● **Stated exercise**: Reproduce all entries word for word.

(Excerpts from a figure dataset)
◆ ◆ ◆ ◆
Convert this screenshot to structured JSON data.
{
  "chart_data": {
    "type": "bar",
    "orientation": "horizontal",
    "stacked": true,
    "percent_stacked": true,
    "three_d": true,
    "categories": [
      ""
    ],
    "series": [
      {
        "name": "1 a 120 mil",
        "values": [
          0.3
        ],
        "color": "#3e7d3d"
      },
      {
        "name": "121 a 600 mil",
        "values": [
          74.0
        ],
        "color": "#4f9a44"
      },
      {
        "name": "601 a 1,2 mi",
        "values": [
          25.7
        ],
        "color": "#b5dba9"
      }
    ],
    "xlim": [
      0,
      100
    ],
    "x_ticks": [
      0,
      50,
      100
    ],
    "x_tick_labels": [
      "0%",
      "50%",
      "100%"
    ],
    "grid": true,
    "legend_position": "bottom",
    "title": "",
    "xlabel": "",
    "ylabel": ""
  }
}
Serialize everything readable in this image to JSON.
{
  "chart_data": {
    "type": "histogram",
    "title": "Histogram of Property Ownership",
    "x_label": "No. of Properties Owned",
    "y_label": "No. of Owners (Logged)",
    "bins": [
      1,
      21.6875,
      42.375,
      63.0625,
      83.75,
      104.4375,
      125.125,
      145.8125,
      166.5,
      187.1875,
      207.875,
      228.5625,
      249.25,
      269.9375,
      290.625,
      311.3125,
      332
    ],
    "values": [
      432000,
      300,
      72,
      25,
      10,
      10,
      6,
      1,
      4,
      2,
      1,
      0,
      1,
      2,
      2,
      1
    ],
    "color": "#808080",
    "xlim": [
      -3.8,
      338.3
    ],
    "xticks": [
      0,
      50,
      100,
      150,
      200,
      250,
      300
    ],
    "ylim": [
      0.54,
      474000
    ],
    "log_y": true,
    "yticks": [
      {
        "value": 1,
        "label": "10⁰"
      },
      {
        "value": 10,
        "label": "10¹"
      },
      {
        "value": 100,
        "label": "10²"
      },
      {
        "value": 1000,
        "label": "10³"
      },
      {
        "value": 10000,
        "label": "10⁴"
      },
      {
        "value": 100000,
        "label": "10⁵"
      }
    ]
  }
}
◆ ◆ ◆ ◆
● **Right answer**:
Convert this screenshot to structured JSON data.
{
  "chart_data": {
    "type": "bar",
    "orientation": "horizontal",
    "stacked": true,
    "percent_stacked": true,
    "three_d": true,
    "categories": [
      ""
    ],
    "series": [
      {
        "name": "1 a 120 mil",
        "values": [
          0.3
        ],
        "color": "#3e7d3d"
      },
      {
        "name": "121 a 600 mil",
        "values": [
          74.0
        ],
        "color": "#4f9a44"
      },
      {
        "name": "601 a 1,2 mi",
        "values": [
          25.7
        ],
        "color": "#b5dba9"
      }
    ],
    "xlim": [
      0,
      100
    ],
    "x_ticks": [
      0,
      50,
      100
    ],
    "x_tick_labels": [
      "0%",
      "50%",
      "100%"
    ],
    "grid": true,
    "legend_position": "bottom",
    "title": "",
    "xlabel": "",
    "ylabel": ""
  }
}
Serialize everything readable in this image to JSON.
{
  "chart_data": {
    "type": "histogram",
    "title": "Histogram of Property Ownership",
    "x_label": "No. of Properties Owned",
    "y_label": "No. of Owners (Logged)",
    "bins": [
      1,
      21.6875,
      42.375,
      63.0625,
      83.75,
      104.4375,
      125.125,
      145.8125,
      166.5,
      187.1875,
      207.875,
      228.5625,
      249.25,
      269.9375,
      290.625,
      311.3125,
      332
    ],
    "values": [
      432000,
      300,
      72,
      25,
      10,
      10,
      6,
      1,
      4,
      2,
      1,
      0,
      1,
      2,
      2,
      1
    ],
    "color": "#808080",
    "xlim": [
      -3.8,
      338.3
    ],
    "xticks": [
      0,
      50,
      100,
      150,
      200,
      250,
      300
    ],
    "ylim": [
      0.54,
      474000
    ],
    "log_y": true,
    "yticks": [
      {
        "value": 1,
        "label": "10⁰"
      },
      {
        "value": 10,
        "label": "10¹"
      },
      {
        "value": 100,
        "label": "10²"
      },
      {
        "value": 1000,
        "label": "10³"
      },
      {
        "value": 10000,
        "label": "10⁴"
      },
      {
        "value": 100000,
        "label": "10⁵"
      }
    ]
  }
}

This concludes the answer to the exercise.